++++ Input for this task

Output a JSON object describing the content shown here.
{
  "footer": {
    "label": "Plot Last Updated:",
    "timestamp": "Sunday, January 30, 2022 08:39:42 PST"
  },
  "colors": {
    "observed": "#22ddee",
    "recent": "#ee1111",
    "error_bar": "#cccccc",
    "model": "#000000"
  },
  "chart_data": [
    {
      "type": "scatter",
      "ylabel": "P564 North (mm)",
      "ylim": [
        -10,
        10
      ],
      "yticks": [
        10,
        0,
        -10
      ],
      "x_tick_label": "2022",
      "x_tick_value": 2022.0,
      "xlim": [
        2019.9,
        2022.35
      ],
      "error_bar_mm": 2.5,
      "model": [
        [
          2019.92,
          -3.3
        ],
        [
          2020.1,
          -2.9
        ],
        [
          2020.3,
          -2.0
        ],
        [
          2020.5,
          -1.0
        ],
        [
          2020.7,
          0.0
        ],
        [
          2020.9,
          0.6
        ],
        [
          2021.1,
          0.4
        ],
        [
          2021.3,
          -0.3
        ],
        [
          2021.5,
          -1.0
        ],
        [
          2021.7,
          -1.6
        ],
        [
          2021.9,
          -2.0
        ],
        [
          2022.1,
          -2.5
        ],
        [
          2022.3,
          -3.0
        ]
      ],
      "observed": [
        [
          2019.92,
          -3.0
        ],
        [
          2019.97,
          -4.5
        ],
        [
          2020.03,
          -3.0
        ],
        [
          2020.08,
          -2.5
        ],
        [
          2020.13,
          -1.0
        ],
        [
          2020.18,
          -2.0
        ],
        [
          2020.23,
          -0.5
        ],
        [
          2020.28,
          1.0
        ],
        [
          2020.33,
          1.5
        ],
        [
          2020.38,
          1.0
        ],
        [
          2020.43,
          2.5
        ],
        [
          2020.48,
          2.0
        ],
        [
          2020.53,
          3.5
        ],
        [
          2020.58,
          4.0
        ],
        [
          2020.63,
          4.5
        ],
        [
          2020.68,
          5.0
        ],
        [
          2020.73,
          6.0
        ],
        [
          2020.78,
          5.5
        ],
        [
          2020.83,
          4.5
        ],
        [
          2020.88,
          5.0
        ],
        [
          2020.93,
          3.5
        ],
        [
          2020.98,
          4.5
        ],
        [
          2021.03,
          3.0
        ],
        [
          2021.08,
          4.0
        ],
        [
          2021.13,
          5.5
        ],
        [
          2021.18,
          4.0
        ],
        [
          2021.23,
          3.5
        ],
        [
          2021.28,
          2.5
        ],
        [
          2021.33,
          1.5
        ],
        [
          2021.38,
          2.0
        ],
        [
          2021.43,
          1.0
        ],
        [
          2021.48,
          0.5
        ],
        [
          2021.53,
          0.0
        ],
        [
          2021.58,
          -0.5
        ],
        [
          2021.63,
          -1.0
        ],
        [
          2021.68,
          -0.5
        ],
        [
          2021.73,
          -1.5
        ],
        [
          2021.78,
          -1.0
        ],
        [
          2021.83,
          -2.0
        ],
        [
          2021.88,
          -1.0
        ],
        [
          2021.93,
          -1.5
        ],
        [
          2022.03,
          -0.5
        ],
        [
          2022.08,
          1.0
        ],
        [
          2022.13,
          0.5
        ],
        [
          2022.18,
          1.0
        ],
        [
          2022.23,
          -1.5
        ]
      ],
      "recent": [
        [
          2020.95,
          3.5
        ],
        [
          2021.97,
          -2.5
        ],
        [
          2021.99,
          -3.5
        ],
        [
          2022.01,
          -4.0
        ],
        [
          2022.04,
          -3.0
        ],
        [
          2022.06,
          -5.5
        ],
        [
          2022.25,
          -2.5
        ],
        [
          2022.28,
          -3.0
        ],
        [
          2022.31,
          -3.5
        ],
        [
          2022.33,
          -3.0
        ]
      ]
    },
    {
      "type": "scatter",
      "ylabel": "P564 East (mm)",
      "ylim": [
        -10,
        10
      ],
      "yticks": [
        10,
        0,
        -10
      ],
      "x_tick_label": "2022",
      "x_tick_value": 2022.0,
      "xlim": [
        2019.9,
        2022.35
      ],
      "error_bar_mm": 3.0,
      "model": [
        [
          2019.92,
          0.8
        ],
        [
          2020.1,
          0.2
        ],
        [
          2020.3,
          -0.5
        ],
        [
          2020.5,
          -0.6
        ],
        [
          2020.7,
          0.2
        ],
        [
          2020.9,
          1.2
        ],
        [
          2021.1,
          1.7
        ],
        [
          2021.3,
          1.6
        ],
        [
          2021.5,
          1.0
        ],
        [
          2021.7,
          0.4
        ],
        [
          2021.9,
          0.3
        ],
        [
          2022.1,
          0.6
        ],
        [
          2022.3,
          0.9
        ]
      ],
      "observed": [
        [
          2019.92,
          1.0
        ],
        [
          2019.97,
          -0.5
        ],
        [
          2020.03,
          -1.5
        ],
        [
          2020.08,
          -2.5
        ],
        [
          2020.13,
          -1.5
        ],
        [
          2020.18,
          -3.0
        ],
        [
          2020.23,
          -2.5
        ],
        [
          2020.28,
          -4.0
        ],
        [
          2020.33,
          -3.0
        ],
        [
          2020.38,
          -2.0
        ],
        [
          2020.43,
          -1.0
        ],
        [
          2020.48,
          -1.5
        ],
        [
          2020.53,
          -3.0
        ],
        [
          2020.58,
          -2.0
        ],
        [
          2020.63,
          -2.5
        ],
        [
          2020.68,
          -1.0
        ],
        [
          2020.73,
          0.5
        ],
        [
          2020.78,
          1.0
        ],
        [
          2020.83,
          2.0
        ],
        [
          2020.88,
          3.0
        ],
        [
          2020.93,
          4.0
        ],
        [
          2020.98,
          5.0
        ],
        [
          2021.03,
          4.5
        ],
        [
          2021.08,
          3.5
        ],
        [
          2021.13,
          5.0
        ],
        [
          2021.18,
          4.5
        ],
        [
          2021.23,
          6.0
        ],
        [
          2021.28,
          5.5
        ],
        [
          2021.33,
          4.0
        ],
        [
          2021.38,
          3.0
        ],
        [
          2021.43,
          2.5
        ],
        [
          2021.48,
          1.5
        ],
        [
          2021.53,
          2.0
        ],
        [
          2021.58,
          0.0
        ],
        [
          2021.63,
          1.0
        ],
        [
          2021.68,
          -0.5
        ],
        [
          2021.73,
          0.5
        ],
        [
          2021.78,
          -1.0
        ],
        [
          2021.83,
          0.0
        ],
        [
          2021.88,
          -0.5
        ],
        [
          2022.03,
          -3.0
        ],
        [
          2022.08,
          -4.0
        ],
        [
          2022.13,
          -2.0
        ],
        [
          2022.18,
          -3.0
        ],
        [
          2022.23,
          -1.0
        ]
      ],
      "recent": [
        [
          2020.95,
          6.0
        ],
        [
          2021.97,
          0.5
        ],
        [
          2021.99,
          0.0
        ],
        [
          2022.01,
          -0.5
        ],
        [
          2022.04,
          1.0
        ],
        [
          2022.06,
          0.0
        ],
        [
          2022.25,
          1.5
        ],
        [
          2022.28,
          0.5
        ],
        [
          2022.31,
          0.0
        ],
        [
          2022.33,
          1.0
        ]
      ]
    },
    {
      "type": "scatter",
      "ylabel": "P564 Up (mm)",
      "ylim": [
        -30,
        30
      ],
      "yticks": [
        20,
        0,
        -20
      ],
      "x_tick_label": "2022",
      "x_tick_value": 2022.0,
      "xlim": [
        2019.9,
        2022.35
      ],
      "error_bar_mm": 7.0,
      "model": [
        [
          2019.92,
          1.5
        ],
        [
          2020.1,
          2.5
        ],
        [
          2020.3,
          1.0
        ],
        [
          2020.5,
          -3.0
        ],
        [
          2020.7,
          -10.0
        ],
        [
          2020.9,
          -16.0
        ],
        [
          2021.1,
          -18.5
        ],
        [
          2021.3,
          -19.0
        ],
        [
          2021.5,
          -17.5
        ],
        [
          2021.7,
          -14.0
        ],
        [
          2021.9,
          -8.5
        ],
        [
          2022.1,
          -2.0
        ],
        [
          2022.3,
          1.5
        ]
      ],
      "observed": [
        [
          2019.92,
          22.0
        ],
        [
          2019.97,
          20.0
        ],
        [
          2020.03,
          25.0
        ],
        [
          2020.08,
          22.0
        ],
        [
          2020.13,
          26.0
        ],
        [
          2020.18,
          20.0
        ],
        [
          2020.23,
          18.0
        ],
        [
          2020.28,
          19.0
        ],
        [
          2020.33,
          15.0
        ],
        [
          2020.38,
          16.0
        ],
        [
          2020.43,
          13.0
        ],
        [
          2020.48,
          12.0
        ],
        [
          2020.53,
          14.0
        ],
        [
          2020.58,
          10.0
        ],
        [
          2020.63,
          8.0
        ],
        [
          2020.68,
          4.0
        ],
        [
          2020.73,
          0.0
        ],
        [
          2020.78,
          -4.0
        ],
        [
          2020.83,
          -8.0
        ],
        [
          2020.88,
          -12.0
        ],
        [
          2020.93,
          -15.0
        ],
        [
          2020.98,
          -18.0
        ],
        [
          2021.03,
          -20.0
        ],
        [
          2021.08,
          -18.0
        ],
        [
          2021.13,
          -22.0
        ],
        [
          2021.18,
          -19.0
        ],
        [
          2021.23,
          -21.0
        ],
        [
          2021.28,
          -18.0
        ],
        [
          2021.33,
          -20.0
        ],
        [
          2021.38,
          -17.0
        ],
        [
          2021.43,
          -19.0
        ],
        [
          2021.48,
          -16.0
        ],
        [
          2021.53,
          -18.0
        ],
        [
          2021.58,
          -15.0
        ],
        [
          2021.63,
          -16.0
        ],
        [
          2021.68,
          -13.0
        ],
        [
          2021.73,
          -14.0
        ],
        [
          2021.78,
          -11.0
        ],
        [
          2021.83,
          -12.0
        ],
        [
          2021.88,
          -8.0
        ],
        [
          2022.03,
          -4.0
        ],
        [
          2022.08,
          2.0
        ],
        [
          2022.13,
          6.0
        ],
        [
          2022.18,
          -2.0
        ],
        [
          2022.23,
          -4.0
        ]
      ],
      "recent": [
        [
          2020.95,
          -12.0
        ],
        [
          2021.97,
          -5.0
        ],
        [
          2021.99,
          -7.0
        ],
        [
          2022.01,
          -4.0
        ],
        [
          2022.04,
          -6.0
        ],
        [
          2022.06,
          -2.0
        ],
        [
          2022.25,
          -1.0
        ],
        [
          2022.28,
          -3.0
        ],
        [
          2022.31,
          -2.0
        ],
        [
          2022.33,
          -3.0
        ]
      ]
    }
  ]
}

++++++++

=== What you are asked to do ===
Which lines hold the word "ylabel"? Show each one.

=== Task answer ===
      "ylabel": "P564 North (mm)",
      "ylabel": "P564 East (mm)",
      "ylabel": "P564 Up (mm)",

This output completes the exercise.